**Source:**
◆ ◆ ◆
Les pharisiens dans l'évangile de Luc

Les pharisiens entrent en scène dans l'évangile en 5,17. Jésus enseigne devant un parterre de pharisiens et de docteurs de la loi venus de tous les villages de Galilée, de Judée et de Jérusalem. Ces derniers, entendant Jésus déclarer au paralytique qu'on lui a amené: «Tes péchés te sont pardonnés» se mettent à «raisonner» pour essayer de comprendre qui est cet homme qui, à leurs yeux, blasphème. A la fin de l'épisode (5,26), rien ne dit qu'ils ne font pas partie des « tous» qui rendent gloire à Dieu. Avec leurs scribes, ils « murmurent» en voyant que Jésus et ses disciples mangent et boivent avec les collecteurs d'impôts et les pécheurs (5,30) ; ils remarquent qu'ils ne jeûnent pas (5,33) et qu'ils font ce qui n'est pas permis le jour du sabbat (6,2).

 

Très vite apparaît ensuite leur hostilité - ils observent Jésus pour trouver le moyen de l'accuser (6,7) - ou leur incrédulité. Pour Simon, le pharisien qui a pourtant invité Jésus à prendre un repas chez lui, ce dernier ne peut être, en effet, un prophète (7,39). Jésus les présente d'ailleurs comme ceux qui ont refusé de suivre la volonté de Dieu en recevant le baptême de Jean Baptiste (7,30).

 

À deux reprises, durant la montée à Jérusalem, Jésus est invité pour un repas chez un pharisien (11,37; 14,1). Il lui est reproché de ne pas respecter les rites de pureté (11,38), ce qui provoque de vives critiques de la part de Jésus, concernant la manière dont les pharisiens détournent ces pratiques de leur véritable sens (11,39-52). De même, en 12,1, Jésus met la foule en garde contre la « fausseté» de ceux qui ne trouvent rien à répondre quand ils s'entendent rappeler que le sabbat est au service de la vie et non de la mort (14,6). Auparavant, on voit cependant les pharisiens s'acharner contre Jésus, lui posant des questions sur quantité de sujets et lui tendant des pièges (11,53). Ils murmurent même en voyant Jésus manger avec des pécheurs (15,2) et le narrateur souligne qu'ils sont attachés à l'argent (16,4), c'est-à-dire qu'ils ont l'attitude inverse de celle qui est requise pour entrer dans le Royaume. Un peu plus loin dans le récit, la figure du pharisien, centré sur lui-même et rempli de bonne conscience s'oppose à celle du publicain qui s'en remet à Dieu (18,10-14). Enfin, on voit les pharisiens interroger ensuite Jésus pour savoir quand viendra le Royaume (17,20), et, lors de l'entrée à Jérusalem, ils demandent à Jésus de faire taire les acclamations des disciples (19,39).
◆ ◆ ◆
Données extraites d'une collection
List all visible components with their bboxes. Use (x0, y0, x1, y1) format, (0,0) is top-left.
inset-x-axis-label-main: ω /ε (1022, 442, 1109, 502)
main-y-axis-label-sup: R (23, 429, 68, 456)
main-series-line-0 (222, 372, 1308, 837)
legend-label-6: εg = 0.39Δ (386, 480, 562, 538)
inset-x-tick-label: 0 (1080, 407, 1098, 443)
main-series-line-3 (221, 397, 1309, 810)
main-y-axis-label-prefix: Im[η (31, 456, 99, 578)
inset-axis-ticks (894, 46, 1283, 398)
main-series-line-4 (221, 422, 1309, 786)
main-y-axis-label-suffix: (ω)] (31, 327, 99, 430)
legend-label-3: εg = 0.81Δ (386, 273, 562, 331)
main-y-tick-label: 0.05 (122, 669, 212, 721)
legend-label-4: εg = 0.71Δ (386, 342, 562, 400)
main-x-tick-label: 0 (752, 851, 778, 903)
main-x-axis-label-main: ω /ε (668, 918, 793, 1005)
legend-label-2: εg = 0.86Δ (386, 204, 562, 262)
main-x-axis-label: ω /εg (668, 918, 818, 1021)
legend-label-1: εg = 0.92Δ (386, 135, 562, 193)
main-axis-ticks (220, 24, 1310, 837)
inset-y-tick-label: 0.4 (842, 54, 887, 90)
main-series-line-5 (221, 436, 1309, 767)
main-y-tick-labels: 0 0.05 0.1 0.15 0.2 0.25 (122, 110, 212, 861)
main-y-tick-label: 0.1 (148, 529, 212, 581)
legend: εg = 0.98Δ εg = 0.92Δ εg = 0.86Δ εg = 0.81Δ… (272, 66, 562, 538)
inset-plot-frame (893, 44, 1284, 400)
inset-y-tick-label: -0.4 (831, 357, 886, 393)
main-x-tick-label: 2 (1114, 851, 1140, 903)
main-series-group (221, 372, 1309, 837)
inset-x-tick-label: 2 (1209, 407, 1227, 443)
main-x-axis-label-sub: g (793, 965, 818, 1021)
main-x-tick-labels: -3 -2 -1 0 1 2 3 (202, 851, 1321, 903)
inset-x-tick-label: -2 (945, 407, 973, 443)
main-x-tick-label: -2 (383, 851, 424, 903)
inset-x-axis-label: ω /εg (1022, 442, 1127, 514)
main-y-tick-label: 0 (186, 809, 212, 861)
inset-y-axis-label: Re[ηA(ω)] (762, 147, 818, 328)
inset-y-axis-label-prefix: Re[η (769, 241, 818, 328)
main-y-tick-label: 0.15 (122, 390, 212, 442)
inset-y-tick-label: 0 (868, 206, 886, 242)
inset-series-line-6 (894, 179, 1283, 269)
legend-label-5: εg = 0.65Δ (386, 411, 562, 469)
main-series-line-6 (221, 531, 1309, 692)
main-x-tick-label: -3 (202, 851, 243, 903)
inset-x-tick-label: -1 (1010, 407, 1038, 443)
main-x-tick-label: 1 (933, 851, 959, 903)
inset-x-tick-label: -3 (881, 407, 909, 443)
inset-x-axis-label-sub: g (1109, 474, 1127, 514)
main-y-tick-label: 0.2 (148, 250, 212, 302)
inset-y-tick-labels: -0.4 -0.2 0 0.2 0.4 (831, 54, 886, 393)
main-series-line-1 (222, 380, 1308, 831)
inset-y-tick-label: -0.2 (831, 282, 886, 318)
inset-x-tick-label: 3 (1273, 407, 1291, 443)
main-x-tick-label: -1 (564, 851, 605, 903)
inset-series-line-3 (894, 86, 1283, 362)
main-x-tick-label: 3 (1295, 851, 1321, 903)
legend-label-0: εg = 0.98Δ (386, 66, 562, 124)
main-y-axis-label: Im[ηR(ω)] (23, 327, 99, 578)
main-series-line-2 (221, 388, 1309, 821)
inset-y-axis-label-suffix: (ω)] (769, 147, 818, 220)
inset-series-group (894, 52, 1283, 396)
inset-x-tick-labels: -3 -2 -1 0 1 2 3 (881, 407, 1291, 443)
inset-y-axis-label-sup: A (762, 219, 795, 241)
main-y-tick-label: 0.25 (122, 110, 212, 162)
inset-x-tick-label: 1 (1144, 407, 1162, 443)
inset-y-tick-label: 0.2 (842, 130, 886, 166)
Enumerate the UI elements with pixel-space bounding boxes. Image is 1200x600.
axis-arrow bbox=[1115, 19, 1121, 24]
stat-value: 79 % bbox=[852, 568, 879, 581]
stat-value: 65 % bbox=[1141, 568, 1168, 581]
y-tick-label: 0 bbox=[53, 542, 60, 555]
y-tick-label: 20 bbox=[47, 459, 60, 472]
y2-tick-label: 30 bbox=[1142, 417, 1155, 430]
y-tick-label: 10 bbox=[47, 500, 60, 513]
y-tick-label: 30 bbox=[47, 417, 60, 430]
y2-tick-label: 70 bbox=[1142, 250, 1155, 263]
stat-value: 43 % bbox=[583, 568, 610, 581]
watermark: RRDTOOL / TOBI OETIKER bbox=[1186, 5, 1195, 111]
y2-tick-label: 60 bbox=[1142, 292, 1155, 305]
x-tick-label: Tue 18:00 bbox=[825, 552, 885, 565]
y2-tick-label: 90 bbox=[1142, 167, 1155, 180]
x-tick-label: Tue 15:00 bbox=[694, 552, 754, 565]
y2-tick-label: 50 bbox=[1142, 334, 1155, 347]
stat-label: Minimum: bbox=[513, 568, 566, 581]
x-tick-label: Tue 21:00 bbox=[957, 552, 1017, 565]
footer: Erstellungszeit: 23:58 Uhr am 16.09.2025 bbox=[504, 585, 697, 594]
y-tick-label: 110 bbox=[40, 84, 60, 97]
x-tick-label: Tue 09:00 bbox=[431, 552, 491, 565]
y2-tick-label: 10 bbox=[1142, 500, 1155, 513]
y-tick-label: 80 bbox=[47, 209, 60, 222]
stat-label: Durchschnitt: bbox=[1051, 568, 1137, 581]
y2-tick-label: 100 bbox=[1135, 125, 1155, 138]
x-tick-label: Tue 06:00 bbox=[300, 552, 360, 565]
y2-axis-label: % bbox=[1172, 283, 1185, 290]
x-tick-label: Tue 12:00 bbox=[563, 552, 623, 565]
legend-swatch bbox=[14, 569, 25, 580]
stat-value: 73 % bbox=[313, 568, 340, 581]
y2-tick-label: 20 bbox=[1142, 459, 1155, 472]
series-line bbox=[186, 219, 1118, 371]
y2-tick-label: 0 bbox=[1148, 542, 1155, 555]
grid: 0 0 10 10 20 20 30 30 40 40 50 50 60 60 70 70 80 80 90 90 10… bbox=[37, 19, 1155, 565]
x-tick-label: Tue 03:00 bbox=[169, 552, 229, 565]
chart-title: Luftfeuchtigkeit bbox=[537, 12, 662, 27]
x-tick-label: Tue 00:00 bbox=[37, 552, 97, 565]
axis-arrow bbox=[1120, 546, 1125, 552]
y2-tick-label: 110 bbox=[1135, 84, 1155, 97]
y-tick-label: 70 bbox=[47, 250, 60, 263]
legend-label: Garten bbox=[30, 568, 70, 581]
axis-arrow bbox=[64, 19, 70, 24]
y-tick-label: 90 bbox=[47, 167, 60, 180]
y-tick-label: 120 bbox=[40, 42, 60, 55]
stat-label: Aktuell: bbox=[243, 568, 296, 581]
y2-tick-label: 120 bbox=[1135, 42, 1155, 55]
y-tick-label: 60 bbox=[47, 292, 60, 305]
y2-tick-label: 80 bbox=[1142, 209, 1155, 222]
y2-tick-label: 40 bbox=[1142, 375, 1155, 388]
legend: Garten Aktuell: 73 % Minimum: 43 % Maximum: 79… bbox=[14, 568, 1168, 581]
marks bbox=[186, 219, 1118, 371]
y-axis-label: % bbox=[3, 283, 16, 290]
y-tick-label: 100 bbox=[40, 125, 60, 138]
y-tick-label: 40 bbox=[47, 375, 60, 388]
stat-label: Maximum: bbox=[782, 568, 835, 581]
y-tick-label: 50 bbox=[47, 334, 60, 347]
◆ ◆ ◆
**Consigne:** Recopiez sans rien changer le passage du texte sur les pharisiens dans l'évangile de Luc, de « Les pharisiens dans » à « du sabbat (6,2). ».

**Bonne réponse:**
Les pharisiens dans l'évangile de Luc

Les pharisiens entrent en scène dans l'évangile en 5,17. Jésus enseigne devant un parterre de pharisiens et de docteurs de la loi venus de tous les villages de Galilée, de Judée et de Jérusalem. Ces derniers, entendant Jésus déclarer au paralytique qu'on lui a amené: «Tes péchés te sont pardonnés» se mettent à «raisonner» pour essayer de comprendre qui est cet homme qui, à leurs yeux, blasphème. A la fin de l'épisode (5,26), rien ne dit qu'ils ne font pas partie des « tous» qui rendent gloire à Dieu. Avec leurs scribes, ils « murmurent» en voyant que Jésus et ses disciples mangent et boivent avec les collecteurs d'impôts et les pécheurs (5,30) ; ils remarquent qu'ils ne jeûnent pas (5,33) et qu'ils font ce qui n'est pas permis le jour du sabbat (6,2).